**Parts of the exercise**
• 1. In two sentences, summarize the discussion of Angular route reloading.
• 2. Using the discussion of Angular route reloading, decide whether each statement agrees with it, answering yes or no and quoting the deciding words: (a) The proposed 'forceReload' method would replace the router's other mechanisms. (b) The text accepts Angular choosing a default that differs from how the web has always worked. (c) The settings screen given as an example is the one in GitHub.
• 3. Resume the discussion of Angular route reloading, picking up after its final sentence.

**Document extract**
Start of Block

The main argument seems to boil down to others dictating the performance characteristics of my app. Being opt-in, the documentation has the opportunity to clearly state that this may negatively impact performance. I’m perfectly fine with Angular choosing a default that is not in line with how the web has always worked, but I also think there should be an easy config to enable the requested behavior.

Why not just add a ‘forceReload’ method to the router that re-initializes the entire route IN ADDITION to leaving the other mechanisms in place. There are legitimate scenarios for all cases. You can even name the method ‘shameOnMeForForcingAReloadInThisFashion’ if it makes some purist feel better. This is super aggravating to not have. This is forcing me to write a lot of extra code in areas that should not be concerned with this sort of thing or write some silly ‘/reload’ page/route/bounce/back/again thing. Grr 😠

👍

I think a refresh is what most everyone expects, end users and developers alike. It would be nice to have a simple way to enable this wherever desired. My specific use case is for settings screens like the one in github. image

If you click Options on the left, pretty much everyone expects the form to reset (and usually with updated data if there are updates). The same with Settings up top (except it would also take you back to Options if you were on a different settings page). Ideally, there shouldn’t be anything (or very little) a dev has to do to get this behavior.

End of Block

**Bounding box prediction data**
Start of Block

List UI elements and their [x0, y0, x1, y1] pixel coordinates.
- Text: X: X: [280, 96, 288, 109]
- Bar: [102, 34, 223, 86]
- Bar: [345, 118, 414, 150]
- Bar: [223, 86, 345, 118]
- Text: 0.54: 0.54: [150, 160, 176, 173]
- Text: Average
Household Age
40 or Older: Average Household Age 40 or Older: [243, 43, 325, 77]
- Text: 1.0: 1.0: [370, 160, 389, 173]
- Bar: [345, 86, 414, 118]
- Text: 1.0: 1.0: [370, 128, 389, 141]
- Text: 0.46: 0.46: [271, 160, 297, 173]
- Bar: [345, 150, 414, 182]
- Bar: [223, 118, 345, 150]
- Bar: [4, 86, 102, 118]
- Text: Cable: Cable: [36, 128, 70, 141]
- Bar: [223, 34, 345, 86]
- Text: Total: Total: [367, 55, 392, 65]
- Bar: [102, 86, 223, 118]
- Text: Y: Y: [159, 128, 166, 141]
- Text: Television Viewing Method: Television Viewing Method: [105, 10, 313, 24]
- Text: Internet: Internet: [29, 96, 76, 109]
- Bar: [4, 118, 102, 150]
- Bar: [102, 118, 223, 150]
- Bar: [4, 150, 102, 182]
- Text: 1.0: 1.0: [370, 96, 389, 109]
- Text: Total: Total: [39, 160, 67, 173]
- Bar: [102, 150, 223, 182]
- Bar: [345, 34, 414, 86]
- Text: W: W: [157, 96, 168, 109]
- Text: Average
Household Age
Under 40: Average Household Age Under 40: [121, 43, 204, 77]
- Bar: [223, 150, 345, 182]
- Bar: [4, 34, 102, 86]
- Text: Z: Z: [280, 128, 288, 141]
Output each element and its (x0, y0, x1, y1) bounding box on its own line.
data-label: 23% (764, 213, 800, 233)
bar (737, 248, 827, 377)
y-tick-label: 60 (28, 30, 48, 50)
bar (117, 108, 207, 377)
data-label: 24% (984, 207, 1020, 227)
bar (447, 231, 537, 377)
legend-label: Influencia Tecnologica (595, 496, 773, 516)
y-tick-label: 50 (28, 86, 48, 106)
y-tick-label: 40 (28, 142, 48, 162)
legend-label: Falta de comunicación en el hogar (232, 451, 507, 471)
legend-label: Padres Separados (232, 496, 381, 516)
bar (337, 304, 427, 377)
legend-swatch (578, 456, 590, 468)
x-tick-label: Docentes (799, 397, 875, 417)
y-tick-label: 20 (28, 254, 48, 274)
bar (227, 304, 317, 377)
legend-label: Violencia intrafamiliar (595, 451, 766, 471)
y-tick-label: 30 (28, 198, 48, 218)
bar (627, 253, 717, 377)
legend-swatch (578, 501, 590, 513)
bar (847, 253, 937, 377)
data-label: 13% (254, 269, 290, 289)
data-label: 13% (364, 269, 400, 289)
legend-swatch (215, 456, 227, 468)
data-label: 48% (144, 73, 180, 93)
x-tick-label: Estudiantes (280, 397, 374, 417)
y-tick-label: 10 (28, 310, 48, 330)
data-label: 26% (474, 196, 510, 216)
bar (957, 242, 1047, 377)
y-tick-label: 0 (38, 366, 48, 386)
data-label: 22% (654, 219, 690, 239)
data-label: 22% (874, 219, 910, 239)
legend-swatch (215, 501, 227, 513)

End of Block

**Results of the tasks**
• 1. The text argues that Angular should keep its current default but offer an easy, opt-in configuration or a 'forceReload' router method that re-initializes the whole route in addition to the existing mechanisms. Without it, developers must write extra code or a workaround '/reload' route, even though users expect a settings screen like GitHub's to reset when its menu link is clicked.

• 2.
(a) No: "IN ADDITION to leaving the other mechanisms in place"
(b) Yes: "I’m perfectly fine with Angular choosing a default that is not in line with how the web has always worked"
(c) Yes: "My specific use case is for settings screens like the one in github."

• 3.
Why does this exists only on forRoot? Why can’t forChild accept the additional parameter as well?

What i need for my use-case (in my case a side by side master/detail view) is for only the child resolver and component to be reloaded, as i don’t want my master list to be rebuilt every navigation.

Any chance you could help me extend your solution to accomplish this? Thanks!

@AlexanderSesslerPorabo I believe what you want is for your shouldReuseRoute to be return future.children.length !== 0; rather than return false. i.e. reuse the activated route if it has children. https://stackblitz.com/edit/angular-ivy-router-base-fund7g?file=src%2Fapp%2Fapp.module.ts

@kdubious … why runGuardsAndResolvers: 'always' is not enough? It’s all about resolvers.

@mlc-mlapis It’s not about making this the default behavior, but about giving people the choice to sacrifice performance for simpler code if they think it makes sense in their given use case.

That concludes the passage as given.